• [Directions] Present the data once more in exactly its original form.

• [Dataset rows]
______________________________

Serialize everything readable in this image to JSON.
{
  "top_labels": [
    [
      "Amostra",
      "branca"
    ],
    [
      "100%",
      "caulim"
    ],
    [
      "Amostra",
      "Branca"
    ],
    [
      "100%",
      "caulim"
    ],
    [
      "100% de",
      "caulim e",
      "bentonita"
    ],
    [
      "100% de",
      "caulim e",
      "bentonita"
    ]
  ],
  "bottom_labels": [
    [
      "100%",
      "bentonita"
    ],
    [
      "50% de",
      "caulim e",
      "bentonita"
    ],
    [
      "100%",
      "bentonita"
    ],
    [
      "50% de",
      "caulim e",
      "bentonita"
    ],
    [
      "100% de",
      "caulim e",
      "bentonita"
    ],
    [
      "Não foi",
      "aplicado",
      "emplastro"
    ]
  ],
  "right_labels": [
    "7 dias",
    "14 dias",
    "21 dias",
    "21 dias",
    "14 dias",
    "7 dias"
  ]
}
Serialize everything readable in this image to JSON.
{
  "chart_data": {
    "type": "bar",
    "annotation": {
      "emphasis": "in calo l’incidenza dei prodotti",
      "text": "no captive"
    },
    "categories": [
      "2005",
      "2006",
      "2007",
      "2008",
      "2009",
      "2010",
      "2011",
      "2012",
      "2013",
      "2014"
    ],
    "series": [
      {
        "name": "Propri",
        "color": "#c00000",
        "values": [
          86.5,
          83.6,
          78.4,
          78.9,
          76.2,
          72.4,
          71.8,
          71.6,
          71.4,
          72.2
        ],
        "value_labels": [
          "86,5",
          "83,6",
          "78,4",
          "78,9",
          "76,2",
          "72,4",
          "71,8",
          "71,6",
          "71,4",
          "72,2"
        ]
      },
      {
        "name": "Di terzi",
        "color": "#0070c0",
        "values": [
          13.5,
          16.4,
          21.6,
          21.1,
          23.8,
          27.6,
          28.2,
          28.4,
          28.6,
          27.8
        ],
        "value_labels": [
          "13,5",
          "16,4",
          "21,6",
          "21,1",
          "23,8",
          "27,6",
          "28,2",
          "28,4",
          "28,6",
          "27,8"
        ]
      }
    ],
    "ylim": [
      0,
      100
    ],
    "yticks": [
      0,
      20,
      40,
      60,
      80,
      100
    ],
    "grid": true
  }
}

______________________________

• [Exercise result]
Serialize everything readable in this image to JSON.
{
  "top_labels": [
    [
      "Amostra",
      "branca"
    ],
    [
      "100%",
      "caulim"
    ],
    [
      "Amostra",
      "Branca"
    ],
    [
      "100%",
      "caulim"
    ],
    [
      "100% de",
      "caulim e",
      "bentonita"
    ],
    [
      "100% de",
      "caulim e",
      "bentonita"
    ]
  ],
  "bottom_labels": [
    [
      "100%",
      "bentonita"
    ],
    [
      "50% de",
      "caulim e",
      "bentonita"
    ],
    [
      "100%",
      "bentonita"
    ],
    [
      "50% de",
      "caulim e",
      "bentonita"
    ],
    [
      "100% de",
      "caulim e",
      "bentonita"
    ],
    [
      "Não foi",
      "aplicado",
      "emplastro"
    ]
  ],
  "right_labels": [
    "7 dias",
    "14 dias",
    "21 dias",
    "21 dias",
    "14 dias",
    "7 dias"
  ]
}
Serialize everything readable in this image to JSON.
{
  "chart_data": {
    "type": "bar",
    "annotation": {
      "emphasis": "in calo l’incidenza dei prodotti",
      "text": "no captive"
    },
    "categories": [
      "2005",
      "2006",
      "2007",
      "2008",
      "2009",
      "2010",
      "2011",
      "2012",
      "2013",
      "2014"
    ],
    "series": [
      {
        "name": "Propri",
        "color": "#c00000",
        "values": [
          86.5,
          83.6,
          78.4,
          78.9,
          76.2,
          72.4,
          71.8,
          71.6,
          71.4,
          72.2
        ],
        "value_labels": [
          "86,5",
          "83,6",
          "78,4",
          "78,9",
          "76,2",
          "72,4",
          "71,8",
          "71,6",
          "71,4",
          "72,2"
        ]
      },
      {
        "name": "Di terzi",
        "color": "#0070c0",
        "values": [
          13.5,
          16.4,
          21.6,
          21.1,
          23.8,
          27.6,
          28.2,
          28.4,
          28.6,
          27.8
        ],
        "value_labels": [
          "13,5",
          "16,4",
          "21,6",
          "21,1",
          "23,8",
          "27,6",
          "28,2",
          "28,4",
          "28,6",
          "27,8"
        ]
      }
    ],
    "ylim": [
      0,
      100
    ],
    "yticks": [
      0,
      20,
      40,
      60,
      80,
      100
    ],
    "grid": true
  }
}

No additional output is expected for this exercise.